◆ **Stated task**: Reproduce each record below exactly as written.
━━ Data extract ━━
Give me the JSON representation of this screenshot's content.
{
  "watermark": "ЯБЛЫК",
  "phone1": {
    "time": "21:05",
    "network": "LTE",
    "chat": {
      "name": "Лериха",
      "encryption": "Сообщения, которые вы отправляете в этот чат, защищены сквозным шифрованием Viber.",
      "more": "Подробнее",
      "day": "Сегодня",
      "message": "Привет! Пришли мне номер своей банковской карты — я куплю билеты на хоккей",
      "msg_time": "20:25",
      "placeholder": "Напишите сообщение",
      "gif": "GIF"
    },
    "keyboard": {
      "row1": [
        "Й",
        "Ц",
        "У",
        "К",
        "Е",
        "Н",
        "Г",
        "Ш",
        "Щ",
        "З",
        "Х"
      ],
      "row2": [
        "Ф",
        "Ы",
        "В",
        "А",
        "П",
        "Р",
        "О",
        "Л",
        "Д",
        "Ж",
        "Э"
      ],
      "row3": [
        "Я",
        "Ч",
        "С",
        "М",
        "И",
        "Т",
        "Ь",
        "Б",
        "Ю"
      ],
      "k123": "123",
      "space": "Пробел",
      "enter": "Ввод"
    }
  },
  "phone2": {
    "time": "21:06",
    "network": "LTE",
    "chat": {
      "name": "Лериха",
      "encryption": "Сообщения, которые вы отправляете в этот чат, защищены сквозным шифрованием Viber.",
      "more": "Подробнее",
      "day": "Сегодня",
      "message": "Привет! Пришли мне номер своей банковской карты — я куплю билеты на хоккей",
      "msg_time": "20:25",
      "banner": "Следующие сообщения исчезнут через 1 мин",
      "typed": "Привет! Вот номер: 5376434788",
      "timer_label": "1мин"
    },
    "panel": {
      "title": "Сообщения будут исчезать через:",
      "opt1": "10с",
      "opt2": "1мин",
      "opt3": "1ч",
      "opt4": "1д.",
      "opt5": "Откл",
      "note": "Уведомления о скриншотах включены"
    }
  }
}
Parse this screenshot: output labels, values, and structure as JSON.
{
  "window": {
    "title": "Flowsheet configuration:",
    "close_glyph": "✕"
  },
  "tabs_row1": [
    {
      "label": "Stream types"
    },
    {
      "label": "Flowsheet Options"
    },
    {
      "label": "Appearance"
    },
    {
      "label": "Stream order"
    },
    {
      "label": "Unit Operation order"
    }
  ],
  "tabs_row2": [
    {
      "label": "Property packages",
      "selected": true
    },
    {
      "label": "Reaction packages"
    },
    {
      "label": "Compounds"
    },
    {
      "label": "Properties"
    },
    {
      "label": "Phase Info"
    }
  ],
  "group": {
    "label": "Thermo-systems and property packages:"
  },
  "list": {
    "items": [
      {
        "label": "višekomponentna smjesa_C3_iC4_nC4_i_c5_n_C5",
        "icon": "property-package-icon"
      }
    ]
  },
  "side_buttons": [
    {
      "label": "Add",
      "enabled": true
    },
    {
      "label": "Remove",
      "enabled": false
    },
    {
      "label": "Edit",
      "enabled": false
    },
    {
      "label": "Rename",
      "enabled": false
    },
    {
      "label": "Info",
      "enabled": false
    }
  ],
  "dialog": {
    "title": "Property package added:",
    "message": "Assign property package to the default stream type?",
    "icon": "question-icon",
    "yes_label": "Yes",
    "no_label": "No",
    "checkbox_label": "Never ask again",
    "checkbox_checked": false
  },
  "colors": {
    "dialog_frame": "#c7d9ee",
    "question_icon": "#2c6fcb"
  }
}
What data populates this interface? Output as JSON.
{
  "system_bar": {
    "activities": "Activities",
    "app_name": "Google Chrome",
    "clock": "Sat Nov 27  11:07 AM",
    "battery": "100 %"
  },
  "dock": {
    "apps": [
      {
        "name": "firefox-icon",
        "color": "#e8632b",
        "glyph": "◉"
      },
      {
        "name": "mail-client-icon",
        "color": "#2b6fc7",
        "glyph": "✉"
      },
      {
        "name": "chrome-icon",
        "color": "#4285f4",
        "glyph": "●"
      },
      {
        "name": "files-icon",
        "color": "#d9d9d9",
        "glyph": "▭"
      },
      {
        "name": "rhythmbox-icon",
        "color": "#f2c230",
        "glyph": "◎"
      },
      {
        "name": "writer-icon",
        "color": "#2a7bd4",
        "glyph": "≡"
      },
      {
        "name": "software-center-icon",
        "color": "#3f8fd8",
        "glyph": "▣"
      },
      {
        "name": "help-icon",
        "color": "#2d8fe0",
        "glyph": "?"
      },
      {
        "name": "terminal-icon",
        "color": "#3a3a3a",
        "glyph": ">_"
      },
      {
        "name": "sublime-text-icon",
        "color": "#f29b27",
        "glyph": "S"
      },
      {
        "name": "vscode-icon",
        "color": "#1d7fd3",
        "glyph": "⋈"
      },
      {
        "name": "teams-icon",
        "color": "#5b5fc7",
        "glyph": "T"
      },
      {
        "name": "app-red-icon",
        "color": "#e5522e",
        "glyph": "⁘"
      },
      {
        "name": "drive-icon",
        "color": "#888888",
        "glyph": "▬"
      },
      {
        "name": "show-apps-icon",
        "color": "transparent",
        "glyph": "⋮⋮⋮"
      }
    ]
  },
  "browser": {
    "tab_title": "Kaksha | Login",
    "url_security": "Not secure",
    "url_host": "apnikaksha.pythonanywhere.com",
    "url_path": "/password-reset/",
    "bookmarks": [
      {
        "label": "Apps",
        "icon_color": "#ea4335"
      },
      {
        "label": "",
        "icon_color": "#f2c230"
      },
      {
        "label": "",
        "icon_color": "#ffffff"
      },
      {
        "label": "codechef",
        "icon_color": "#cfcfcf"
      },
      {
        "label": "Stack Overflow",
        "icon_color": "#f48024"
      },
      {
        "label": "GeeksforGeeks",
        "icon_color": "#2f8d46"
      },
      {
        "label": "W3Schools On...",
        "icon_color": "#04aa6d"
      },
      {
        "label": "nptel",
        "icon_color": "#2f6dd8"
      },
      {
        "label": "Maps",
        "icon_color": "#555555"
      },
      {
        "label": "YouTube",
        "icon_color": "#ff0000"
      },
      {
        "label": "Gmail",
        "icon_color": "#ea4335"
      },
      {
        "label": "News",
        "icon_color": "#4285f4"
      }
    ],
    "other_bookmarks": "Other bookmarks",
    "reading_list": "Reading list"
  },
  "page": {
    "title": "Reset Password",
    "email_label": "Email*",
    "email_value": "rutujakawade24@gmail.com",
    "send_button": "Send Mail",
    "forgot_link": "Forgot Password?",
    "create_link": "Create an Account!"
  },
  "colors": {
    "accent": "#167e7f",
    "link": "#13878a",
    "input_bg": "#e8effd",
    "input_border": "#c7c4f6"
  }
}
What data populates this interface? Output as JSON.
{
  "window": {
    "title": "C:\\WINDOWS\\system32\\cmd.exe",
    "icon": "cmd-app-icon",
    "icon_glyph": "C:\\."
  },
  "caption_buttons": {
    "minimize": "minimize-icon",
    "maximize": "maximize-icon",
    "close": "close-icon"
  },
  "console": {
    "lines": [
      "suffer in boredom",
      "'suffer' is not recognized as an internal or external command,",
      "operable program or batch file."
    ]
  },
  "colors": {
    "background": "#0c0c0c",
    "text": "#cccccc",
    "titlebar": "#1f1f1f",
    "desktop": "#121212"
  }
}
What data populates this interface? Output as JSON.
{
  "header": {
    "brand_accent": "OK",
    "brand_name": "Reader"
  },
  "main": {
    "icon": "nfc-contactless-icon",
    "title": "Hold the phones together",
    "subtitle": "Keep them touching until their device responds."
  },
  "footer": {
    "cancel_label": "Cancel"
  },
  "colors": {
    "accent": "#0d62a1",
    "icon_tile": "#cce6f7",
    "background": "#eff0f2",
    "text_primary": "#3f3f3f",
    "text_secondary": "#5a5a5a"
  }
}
━━━
◆ **Output below**:
Give me the JSON representation of this screenshot's content.
{
  "watermark": "ЯБЛЫК",
  "phone1": {
    "time": "21:05",
    "network": "LTE",
    "chat": {
      "name": "Лериха",
      "encryption": "Сообщения, которые вы отправляете в этот чат, защищены сквозным шифрованием Viber.",
      "more": "Подробнее",
      "day": "Сегодня",
      "message": "Привет! Пришли мне номер своей банковской карты — я куплю билеты на хоккей",
      "msg_time": "20:25",
      "placeholder": "Напишите сообщение",
      "gif": "GIF"
    },
    "keyboard": {
      "row1": [
        "Й",
        "Ц",
        "У",
        "К",
        "Е",
        "Н",
        "Г",
        "Ш",
        "Щ",
        "З",
        "Х"
      ],
      "row2": [
        "Ф",
        "Ы",
        "В",
        "А",
        "П",
        "Р",
        "О",
        "Л",
        "Д",
        "Ж",
        "Э"
      ],
      "row3": [
        "Я",
        "Ч",
        "С",
        "М",
        "И",
        "Т",
        "Ь",
        "Б",
        "Ю"
      ],
      "k123": "123",
      "space": "Пробел",
      "enter": "Ввод"
    }
  },
  "phone2": {
    "time": "21:06",
    "network": "LTE",
    "chat": {
      "name": "Лериха",
      "encryption": "Сообщения, которые вы отправляете в этот чат, защищены сквозным шифрованием Viber.",
      "more": "Подробнее",
      "day": "Сегодня",
      "message": "Привет! Пришли мне номер своей банковской карты — я куплю билеты на хоккей",
      "msg_time": "20:25",
      "banner": "Следующие сообщения исчезнут через 1 мин",
      "typed": "Привет! Вот номер: 5376434788",
      "timer_label": "1мин"
    },
    "panel": {
      "title": "Сообщения будут исчезать через:",
      "opt1": "10с",
      "opt2": "1мин",
      "opt3": "1ч",
      "opt4": "1д.",
      "opt5": "Откл",
      "note": "Уведомления о скриншотах включены"
    }
  }
}
Parse this screenshot: output labels, values, and structure as JSON.
{
  "window": {
    "title": "Flowsheet configuration:",
    "close_glyph": "✕"
  },
  "tabs_row1": [
    {
      "label": "Stream types"
    },
    {
      "label": "Flowsheet Options"
    },
    {
      "label": "Appearance"
    },
    {
      "label": "Stream order"
    },
    {
      "label": "Unit Operation order"
    }
  ],
  "tabs_row2": [
    {
      "label": "Property packages",
      "selected": true
    },
    {
      "label": "Reaction packages"
    },
    {
      "label": "Compounds"
    },
    {
      "label": "Properties"
    },
    {
      "label": "Phase Info"
    }
  ],
  "group": {
    "label": "Thermo-systems and property packages:"
  },
  "list": {
    "items": [
      {
        "label": "višekomponentna smjesa_C3_iC4_nC4_i_c5_n_C5",
        "icon": "property-package-icon"
      }
    ]
  },
  "side_buttons": [
    {
      "label": "Add",
      "enabled": true
    },
    {
      "label": "Remove",
      "enabled": false
    },
    {
      "label": "Edit",
      "enabled": false
    },
    {
      "label": "Rename",
      "enabled": false
    },
    {
      "label": "Info",
      "enabled": false
    }
  ],
  "dialog": {
    "title": "Property package added:",
    "message": "Assign property package to the default stream type?",
    "icon": "question-icon",
    "yes_label": "Yes",
    "no_label": "No",
    "checkbox_label": "Never ask again",
    "checkbox_checked": false
  },
  "colors": {
    "dialog_frame": "#c7d9ee",
    "question_icon": "#2c6fcb"
  }
}
What data populates this interface? Output as JSON.
{
  "system_bar": {
    "activities": "Activities",
    "app_name": "Google Chrome",
    "clock": "Sat Nov 27  11:07 AM",
    "battery": "100 %"
  },
  "dock": {
    "apps": [
      {
        "name": "firefox-icon",
        "color": "#e8632b",
        "glyph": "◉"
      },
      {
        "name": "mail-client-icon",
        "color": "#2b6fc7",
        "glyph": "✉"
      },
      {
        "name": "chrome-icon",
        "color": "#4285f4",
        "glyph": "●"
      },
      {
        "name": "files-icon",
        "color": "#d9d9d9",
        "glyph": "▭"
      },
      {
        "name": "rhythmbox-icon",
        "color": "#f2c230",
        "glyph": "◎"
      },
      {
        "name": "writer-icon",
        "color": "#2a7bd4",
        "glyph": "≡"
      },
      {
        "name": "software-center-icon",
        "color": "#3f8fd8",
        "glyph": "▣"
      },
      {
        "name": "help-icon",
        "color": "#2d8fe0",
        "glyph": "?"
      },
      {
        "name": "terminal-icon",
        "color": "#3a3a3a",
        "glyph": ">_"
      },
      {
        "name": "sublime-text-icon",
        "color": "#f29b27",
        "glyph": "S"
      },
      {
        "name": "vscode-icon",
        "color": "#1d7fd3",
        "glyph": "⋈"
      },
      {
        "name": "teams-icon",
        "color": "#5b5fc7",
        "glyph": "T"
      },
      {
        "name": "app-red-icon",
        "color": "#e5522e",
        "glyph": "⁘"
      },
      {
        "name": "drive-icon",
        "color": "#888888",
        "glyph": "▬"
      },
      {
        "name": "show-apps-icon",
        "color": "transparent",
        "glyph": "⋮⋮⋮"
      }
    ]
  },
  "browser": {
    "tab_title": "Kaksha | Login",
    "url_security": "Not secure",
    "url_host": "apnikaksha.pythonanywhere.com",
    "url_path": "/password-reset/",
    "bookmarks": [
      {
        "label": "Apps",
        "icon_color": "#ea4335"
      },
      {
        "label": "",
        "icon_color": "#f2c230"
      },
      {
        "label": "",
        "icon_color": "#ffffff"
      },
      {
        "label": "codechef",
        "icon_color": "#cfcfcf"
      },
      {
        "label": "Stack Overflow",
        "icon_color": "#f48024"
      },
      {
        "label": "GeeksforGeeks",
        "icon_color": "#2f8d46"
      },
      {
        "label": "W3Schools On...",
        "icon_color": "#04aa6d"
      },
      {
        "label": "nptel",
        "icon_color": "#2f6dd8"
      },
      {
        "label": "Maps",
        "icon_color": "#555555"
      },
      {
        "label": "YouTube",
        "icon_color": "#ff0000"
      },
      {
        "label": "Gmail",
        "icon_color": "#ea4335"
      },
      {
        "label": "News",
        "icon_color": "#4285f4"
      }
    ],
    "other_bookmarks": "Other bookmarks",
    "reading_list": "Reading list"
  },
  "page": {
    "title": "Reset Password",
    "email_label": "Email*",
    "email_value": "rutujakawade24@gmail.com",
    "send_button": "Send Mail",
    "forgot_link": "Forgot Password?",
    "create_link": "Create an Account!"
  },
  "colors": {
    "accent": "#167e7f",
    "link": "#13878a",
    "input_bg": "#e8effd",
    "input_border": "#c7c4f6"
  }
}
What data populates this interface? Output as JSON.
{
  "window": {
    "title": "C:\\WINDOWS\\system32\\cmd.exe",
    "icon": "cmd-app-icon",
    "icon_glyph": "C:\\."
  },
  "caption_buttons": {
    "minimize": "minimize-icon",
    "maximize": "maximize-icon",
    "close": "close-icon"
  },
  "console": {
    "lines": [
      "suffer in boredom",
      "'suffer' is not recognized as an internal or external command,",
      "operable program or batch file."
    ]
  },
  "colors": {
    "background": "#0c0c0c",
    "text": "#cccccc",
    "titlebar": "#1f1f1f",
    "desktop": "#121212"
  }
}
What data populates this interface? Output as JSON.
{
  "header": {
    "brand_accent": "OK",
    "brand_name": "Reader"
  },
  "main": {
    "icon": "nfc-contactless-icon",
    "title": "Hold the phones together",
    "subtitle": "Keep them touching until their device responds."
  },
  "footer": {
    "cancel_label": "Cancel"
  },
  "colors": {
    "accent": "#0d62a1",
    "icon_tile": "#cce6f7",
    "background": "#eff0f2",
    "text_primary": "#3f3f3f",
    "text_secondary": "#5a5a5a"
  }
}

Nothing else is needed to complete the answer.